## EXERCISE DATA:
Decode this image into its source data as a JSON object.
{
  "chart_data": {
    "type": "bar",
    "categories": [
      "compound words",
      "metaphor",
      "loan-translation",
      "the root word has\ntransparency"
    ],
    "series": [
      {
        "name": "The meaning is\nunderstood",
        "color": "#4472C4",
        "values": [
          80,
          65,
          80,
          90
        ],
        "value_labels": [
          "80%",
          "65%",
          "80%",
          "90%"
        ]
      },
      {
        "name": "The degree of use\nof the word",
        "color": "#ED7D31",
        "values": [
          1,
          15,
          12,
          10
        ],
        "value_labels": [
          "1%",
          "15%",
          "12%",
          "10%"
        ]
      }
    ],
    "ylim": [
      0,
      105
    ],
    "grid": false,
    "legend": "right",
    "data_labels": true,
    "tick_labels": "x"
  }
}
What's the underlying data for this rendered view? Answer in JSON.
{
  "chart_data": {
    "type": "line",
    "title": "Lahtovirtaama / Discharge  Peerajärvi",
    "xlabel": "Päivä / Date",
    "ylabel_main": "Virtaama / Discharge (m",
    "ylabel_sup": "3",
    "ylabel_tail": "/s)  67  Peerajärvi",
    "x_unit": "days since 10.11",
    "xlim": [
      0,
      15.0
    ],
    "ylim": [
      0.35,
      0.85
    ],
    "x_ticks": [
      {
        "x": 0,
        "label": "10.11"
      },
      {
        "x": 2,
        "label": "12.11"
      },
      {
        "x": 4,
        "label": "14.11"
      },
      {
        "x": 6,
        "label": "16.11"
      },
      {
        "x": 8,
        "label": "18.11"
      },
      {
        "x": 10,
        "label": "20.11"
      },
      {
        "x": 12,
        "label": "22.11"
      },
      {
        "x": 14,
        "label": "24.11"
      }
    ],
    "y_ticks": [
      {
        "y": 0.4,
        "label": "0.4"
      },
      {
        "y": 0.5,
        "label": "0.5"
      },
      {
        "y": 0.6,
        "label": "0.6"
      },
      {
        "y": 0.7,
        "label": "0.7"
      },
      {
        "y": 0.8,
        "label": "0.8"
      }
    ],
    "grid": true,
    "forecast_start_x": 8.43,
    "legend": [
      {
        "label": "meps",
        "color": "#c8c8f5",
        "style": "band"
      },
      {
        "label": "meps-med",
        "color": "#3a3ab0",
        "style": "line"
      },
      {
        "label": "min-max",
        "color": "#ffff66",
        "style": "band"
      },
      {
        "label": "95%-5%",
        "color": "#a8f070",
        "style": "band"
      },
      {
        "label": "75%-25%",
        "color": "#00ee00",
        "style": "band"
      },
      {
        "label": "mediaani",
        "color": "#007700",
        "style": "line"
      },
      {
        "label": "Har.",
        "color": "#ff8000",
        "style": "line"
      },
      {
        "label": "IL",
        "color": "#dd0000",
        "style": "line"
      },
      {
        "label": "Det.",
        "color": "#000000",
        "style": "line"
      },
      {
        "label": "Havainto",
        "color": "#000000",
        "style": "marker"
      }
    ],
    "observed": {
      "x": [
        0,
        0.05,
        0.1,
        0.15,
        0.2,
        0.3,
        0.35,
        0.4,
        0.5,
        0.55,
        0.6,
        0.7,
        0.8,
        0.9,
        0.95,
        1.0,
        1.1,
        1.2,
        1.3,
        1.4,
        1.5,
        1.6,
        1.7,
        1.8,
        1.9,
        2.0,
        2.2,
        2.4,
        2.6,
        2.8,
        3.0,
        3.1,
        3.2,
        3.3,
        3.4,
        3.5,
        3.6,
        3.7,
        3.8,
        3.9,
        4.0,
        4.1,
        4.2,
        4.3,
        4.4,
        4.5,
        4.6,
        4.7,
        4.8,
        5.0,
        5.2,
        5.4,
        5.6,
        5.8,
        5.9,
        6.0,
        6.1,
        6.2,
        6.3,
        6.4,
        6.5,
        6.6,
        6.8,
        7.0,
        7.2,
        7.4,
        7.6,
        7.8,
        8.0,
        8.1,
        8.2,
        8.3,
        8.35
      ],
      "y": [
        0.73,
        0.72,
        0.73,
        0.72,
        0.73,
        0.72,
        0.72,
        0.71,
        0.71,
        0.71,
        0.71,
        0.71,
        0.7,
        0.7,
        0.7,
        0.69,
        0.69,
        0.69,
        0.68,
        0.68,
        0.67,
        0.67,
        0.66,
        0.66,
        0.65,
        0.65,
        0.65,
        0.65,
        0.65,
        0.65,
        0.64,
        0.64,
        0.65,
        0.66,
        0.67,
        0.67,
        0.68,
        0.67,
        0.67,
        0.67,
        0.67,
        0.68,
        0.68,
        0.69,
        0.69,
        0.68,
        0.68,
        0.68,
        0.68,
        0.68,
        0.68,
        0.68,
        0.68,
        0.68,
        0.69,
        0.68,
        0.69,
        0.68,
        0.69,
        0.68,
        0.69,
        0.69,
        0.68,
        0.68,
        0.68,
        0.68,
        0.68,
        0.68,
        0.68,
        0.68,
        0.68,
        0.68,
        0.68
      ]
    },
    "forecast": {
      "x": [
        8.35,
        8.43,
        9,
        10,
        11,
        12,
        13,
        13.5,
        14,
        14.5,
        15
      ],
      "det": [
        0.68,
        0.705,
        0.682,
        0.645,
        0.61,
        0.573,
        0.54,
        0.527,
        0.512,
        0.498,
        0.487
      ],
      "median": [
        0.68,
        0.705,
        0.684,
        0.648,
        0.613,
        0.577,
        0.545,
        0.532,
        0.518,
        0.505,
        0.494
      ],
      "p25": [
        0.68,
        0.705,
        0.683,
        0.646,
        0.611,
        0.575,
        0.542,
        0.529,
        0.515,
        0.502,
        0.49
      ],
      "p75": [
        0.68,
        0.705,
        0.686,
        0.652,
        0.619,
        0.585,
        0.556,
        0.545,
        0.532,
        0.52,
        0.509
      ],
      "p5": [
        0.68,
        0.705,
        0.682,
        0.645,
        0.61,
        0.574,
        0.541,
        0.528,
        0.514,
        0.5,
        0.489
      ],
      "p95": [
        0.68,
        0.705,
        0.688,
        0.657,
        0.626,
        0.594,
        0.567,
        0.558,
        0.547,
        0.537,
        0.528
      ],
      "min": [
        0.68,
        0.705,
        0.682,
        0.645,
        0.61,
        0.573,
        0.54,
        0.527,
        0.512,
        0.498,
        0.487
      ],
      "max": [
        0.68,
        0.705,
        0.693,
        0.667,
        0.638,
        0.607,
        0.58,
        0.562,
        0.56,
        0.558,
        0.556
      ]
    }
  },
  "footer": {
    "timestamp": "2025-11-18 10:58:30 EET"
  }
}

## EXERCISE DETAILS:
In the records above, find each line with the word "this" and copy it.

## RESULT BELOW:
Decode this image into its source data as a JSON object.
What's the underlying data for this rendered view? Answer in JSON.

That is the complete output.